-------- DATA SUPPLIED

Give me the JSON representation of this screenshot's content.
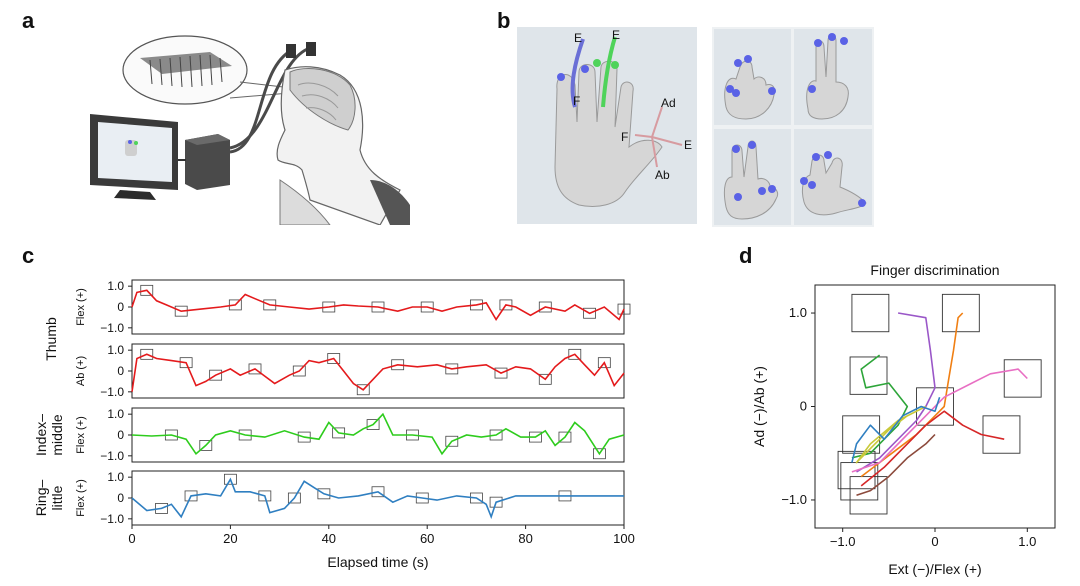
{
  "panels": {
    "a": "a",
    "b": "b",
    "c": "c",
    "d": "d"
  },
  "panel_b": {
    "hand_labels": {
      "e1": "E",
      "f1": "F",
      "e2": "E",
      "ad": "Ad",
      "f3": "F",
      "e3": "E",
      "ab": "Ab"
    },
    "colors": {
      "purple_finger": "#6a6fd6",
      "green_finger": "#4fd35a",
      "thumb_axes": "#d79ba0",
      "markers": "#5a62e6"
    }
  },
  "panel_c": {
    "row_groups": [
      "Thumb",
      "Index–\nmiddle",
      "Ring–\nlittle"
    ],
    "row_group_lines": [
      [
        "Thumb"
      ],
      [
        "Index–",
        "middle"
      ],
      [
        "Ring–",
        "little"
      ]
    ],
    "row_ylabels": [
      "Flex (+)",
      "Ab (+)",
      "Flex (+)",
      "Flex (+)"
    ],
    "yticks": [
      "1.0",
      "0",
      "−1.0"
    ],
    "xticks": [
      "0",
      "20",
      "40",
      "60",
      "80",
      "100"
    ],
    "xlabel": "Elapsed time (s)",
    "colors": [
      "#e41a1c",
      "#e41a1c",
      "#2ecc1d",
      "#2f7fc1"
    ]
  },
  "chart_data": [
    {
      "type": "line",
      "title": "",
      "xlabel": "Elapsed time (s)",
      "xlim": [
        0,
        100
      ],
      "ylim": [
        -1.2,
        1.2
      ],
      "series": [
        {
          "name": "Thumb Flex (+)",
          "color": "#e41a1c",
          "points": [
            [
              0,
              0
            ],
            [
              1,
              0.7
            ],
            [
              3,
              0.8
            ],
            [
              5,
              0.3
            ],
            [
              7,
              0.1
            ],
            [
              10,
              -0.2
            ],
            [
              14,
              -0.1
            ],
            [
              18,
              0
            ],
            [
              21,
              0.1
            ],
            [
              23,
              0.6
            ],
            [
              25,
              0.4
            ],
            [
              28,
              0.1
            ],
            [
              32,
              0
            ],
            [
              36,
              -0.1
            ],
            [
              40,
              0
            ],
            [
              43,
              0.1
            ],
            [
              46,
              0.05
            ],
            [
              50,
              0
            ],
            [
              54,
              -0.2
            ],
            [
              57,
              0
            ],
            [
              60,
              0
            ],
            [
              63,
              -0.2
            ],
            [
              66,
              0
            ],
            [
              70,
              0.1
            ],
            [
              72,
              0.2
            ],
            [
              74,
              -0.6
            ],
            [
              76,
              0.1
            ],
            [
              78,
              0
            ],
            [
              81,
              -0.4
            ],
            [
              84,
              0
            ],
            [
              88,
              -0.2
            ],
            [
              90,
              0.1
            ],
            [
              93,
              -0.3
            ],
            [
              96,
              0
            ],
            [
              99,
              -0.6
            ],
            [
              100,
              -0.1
            ]
          ]
        },
        {
          "name": "Thumb Ab (+)",
          "color": "#e41a1c",
          "points": [
            [
              0,
              -1
            ],
            [
              1,
              0.6
            ],
            [
              3,
              0.8
            ],
            [
              5,
              0.6
            ],
            [
              8,
              0.5
            ],
            [
              11,
              0.4
            ],
            [
              13,
              -0.7
            ],
            [
              15,
              -0.5
            ],
            [
              17,
              -0.2
            ],
            [
              20,
              0.1
            ],
            [
              22,
              -0.2
            ],
            [
              25,
              0.1
            ],
            [
              29,
              -0.6
            ],
            [
              32,
              -0.2
            ],
            [
              34,
              0
            ],
            [
              36,
              0.5
            ],
            [
              38,
              0.4
            ],
            [
              41,
              0.6
            ],
            [
              43,
              0
            ],
            [
              45,
              -0.6
            ],
            [
              47,
              -0.9
            ],
            [
              49,
              -0.4
            ],
            [
              51,
              0.1
            ],
            [
              54,
              0.3
            ],
            [
              58,
              0.2
            ],
            [
              62,
              0.3
            ],
            [
              65,
              0.1
            ],
            [
              68,
              0.2
            ],
            [
              72,
              0.3
            ],
            [
              75,
              -0.1
            ],
            [
              78,
              0.2
            ],
            [
              81,
              0.1
            ],
            [
              84,
              -0.4
            ],
            [
              86,
              0.2
            ],
            [
              88,
              0.6
            ],
            [
              90,
              0.8
            ],
            [
              92,
              0.3
            ],
            [
              94,
              -0.2
            ],
            [
              96,
              0.4
            ],
            [
              98,
              -0.7
            ],
            [
              100,
              -0.1
            ]
          ]
        },
        {
          "name": "Index–middle Flex (+)",
          "color": "#2ecc1d",
          "points": [
            [
              0,
              0
            ],
            [
              4,
              -0.05
            ],
            [
              8,
              0
            ],
            [
              11,
              -0.2
            ],
            [
              13,
              -0.9
            ],
            [
              15,
              -0.5
            ],
            [
              17,
              0
            ],
            [
              20,
              0.2
            ],
            [
              23,
              0
            ],
            [
              27,
              -0.1
            ],
            [
              31,
              0.2
            ],
            [
              35,
              -0.1
            ],
            [
              38,
              -0.2
            ],
            [
              40,
              0.6
            ],
            [
              42,
              0.1
            ],
            [
              45,
              0
            ],
            [
              47,
              0.3
            ],
            [
              49,
              0.5
            ],
            [
              51,
              1.0
            ],
            [
              53,
              0
            ],
            [
              57,
              0
            ],
            [
              61,
              -0.1
            ],
            [
              63,
              -0.9
            ],
            [
              65,
              -0.3
            ],
            [
              68,
              0
            ],
            [
              71,
              -0.1
            ],
            [
              74,
              0
            ],
            [
              76,
              0.3
            ],
            [
              79,
              -0.1
            ],
            [
              82,
              -0.1
            ],
            [
              84,
              0.2
            ],
            [
              86,
              -0.5
            ],
            [
              88,
              -0.1
            ],
            [
              90,
              0.6
            ],
            [
              92,
              0.2
            ],
            [
              95,
              -0.9
            ],
            [
              97,
              -0.2
            ],
            [
              100,
              0
            ]
          ]
        },
        {
          "name": "Ring–little Flex (+)",
          "color": "#2f7fc1",
          "points": [
            [
              0,
              0
            ],
            [
              3,
              -0.6
            ],
            [
              6,
              -0.5
            ],
            [
              8,
              -0.3
            ],
            [
              10,
              -0.9
            ],
            [
              12,
              0.1
            ],
            [
              15,
              0.2
            ],
            [
              18,
              0.1
            ],
            [
              20,
              0.9
            ],
            [
              21,
              0.3
            ],
            [
              24,
              0.3
            ],
            [
              27,
              0.1
            ],
            [
              28,
              -0.7
            ],
            [
              31,
              -0.5
            ],
            [
              33,
              0
            ],
            [
              35,
              0.8
            ],
            [
              37,
              0.5
            ],
            [
              39,
              0.2
            ],
            [
              42,
              0
            ],
            [
              46,
              0.1
            ],
            [
              50,
              0.3
            ],
            [
              53,
              -0.2
            ],
            [
              56,
              0.1
            ],
            [
              59,
              0
            ],
            [
              62,
              -0.1
            ],
            [
              66,
              0.1
            ],
            [
              70,
              0
            ],
            [
              72,
              -0.3
            ],
            [
              73,
              -0.9
            ],
            [
              74,
              -0.2
            ],
            [
              78,
              0.1
            ],
            [
              84,
              0.1
            ],
            [
              88,
              0.1
            ],
            [
              94,
              0.1
            ],
            [
              100,
              0.1
            ]
          ]
        }
      ]
    },
    {
      "type": "line",
      "title": "Finger discrimination",
      "xlabel": "Ext (−)/Flex (+)",
      "ylabel": "Ad (−)/Ab (+)",
      "xlim": [
        -1.3,
        1.3
      ],
      "ylim": [
        -1.3,
        1.3
      ],
      "xticks": [
        "−1.0",
        "0",
        "1.0"
      ],
      "yticks": [
        "1.0",
        "0",
        "−1.0"
      ],
      "target_centers": [
        [
          -0.7,
          1.0
        ],
        [
          0.28,
          1.0
        ],
        [
          -0.72,
          0.33
        ],
        [
          0.95,
          0.3
        ],
        [
          -0.8,
          -0.3
        ],
        [
          0.0,
          0.0
        ],
        [
          0.72,
          -0.3
        ],
        [
          -0.85,
          -0.68
        ],
        [
          -0.82,
          -0.8
        ],
        [
          -0.72,
          -0.95
        ]
      ],
      "series": [
        {
          "name": "purple",
          "color": "#9a57c8",
          "points": [
            [
              -0.4,
              1.0
            ],
            [
              -0.1,
              0.95
            ],
            [
              -0.05,
              0.6
            ],
            [
              0.0,
              0.2
            ],
            [
              -0.1,
              0.0
            ],
            [
              -0.2,
              -0.15
            ],
            [
              -0.35,
              -0.3
            ],
            [
              -0.6,
              -0.55
            ],
            [
              -0.85,
              -0.7
            ]
          ]
        },
        {
          "name": "orange",
          "color": "#f07f13",
          "points": [
            [
              0.3,
              1.0
            ],
            [
              0.25,
              0.95
            ],
            [
              0.2,
              0.6
            ],
            [
              0.15,
              0.3
            ],
            [
              0.1,
              0.0
            ],
            [
              0.0,
              -0.1
            ],
            [
              -0.2,
              -0.3
            ],
            [
              -0.6,
              -0.6
            ],
            [
              -0.8,
              -0.75
            ]
          ]
        },
        {
          "name": "green",
          "color": "#2da539",
          "points": [
            [
              -0.6,
              0.55
            ],
            [
              -0.8,
              0.4
            ],
            [
              -0.75,
              0.2
            ],
            [
              -0.5,
              0.25
            ],
            [
              -0.3,
              0.0
            ],
            [
              -0.4,
              -0.2
            ],
            [
              -0.55,
              -0.35
            ],
            [
              -0.7,
              -0.5
            ],
            [
              -0.9,
              -0.55
            ]
          ]
        },
        {
          "name": "pink",
          "color": "#e86fc3",
          "points": [
            [
              1.0,
              0.3
            ],
            [
              0.9,
              0.4
            ],
            [
              0.6,
              0.35
            ],
            [
              0.4,
              0.25
            ],
            [
              0.1,
              0.1
            ],
            [
              -0.1,
              -0.1
            ],
            [
              -0.3,
              -0.3
            ],
            [
              -0.6,
              -0.6
            ],
            [
              -0.9,
              -0.7
            ]
          ]
        },
        {
          "name": "yellow",
          "color": "#c9c93a",
          "points": [
            [
              -0.1,
              0.0
            ],
            [
              -0.3,
              -0.1
            ],
            [
              -0.5,
              -0.25
            ],
            [
              -0.7,
              -0.45
            ],
            [
              -0.85,
              -0.6
            ],
            [
              -0.7,
              -0.4
            ],
            [
              -0.4,
              -0.15
            ],
            [
              -0.1,
              0.0
            ]
          ]
        },
        {
          "name": "red",
          "color": "#d62728",
          "points": [
            [
              0.75,
              -0.35
            ],
            [
              0.5,
              -0.3
            ],
            [
              0.3,
              -0.2
            ],
            [
              0.1,
              -0.05
            ],
            [
              -0.1,
              -0.2
            ],
            [
              -0.3,
              -0.4
            ],
            [
              -0.55,
              -0.65
            ],
            [
              -0.8,
              -0.85
            ]
          ]
        },
        {
          "name": "brown",
          "color": "#8c4a3c",
          "points": [
            [
              0.0,
              -0.3
            ],
            [
              -0.1,
              -0.4
            ],
            [
              -0.3,
              -0.55
            ],
            [
              -0.5,
              -0.75
            ],
            [
              -0.7,
              -0.9
            ],
            [
              -0.85,
              -0.95
            ]
          ]
        },
        {
          "name": "blue",
          "color": "#2f7fc1",
          "points": [
            [
              -0.9,
              -0.6
            ],
            [
              -0.85,
              -0.4
            ],
            [
              -0.7,
              -0.2
            ],
            [
              -0.55,
              -0.35
            ],
            [
              -0.35,
              -0.1
            ],
            [
              -0.15,
              0.0
            ],
            [
              0.0,
              -0.05
            ],
            [
              0.05,
              0.1
            ]
          ]
        }
      ]
    }
  ]
}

----------------

> **WHAT YOU WILL DO**
Return each line in the records that holds the string "xlabel".

> **ANSWER FOR THIS EXERCISE**
    "xlabel": "Elapsed time (s)",
      "xlabel": "Elapsed time (s)",
      "xlabel": "Ext (−)/Flex (+)",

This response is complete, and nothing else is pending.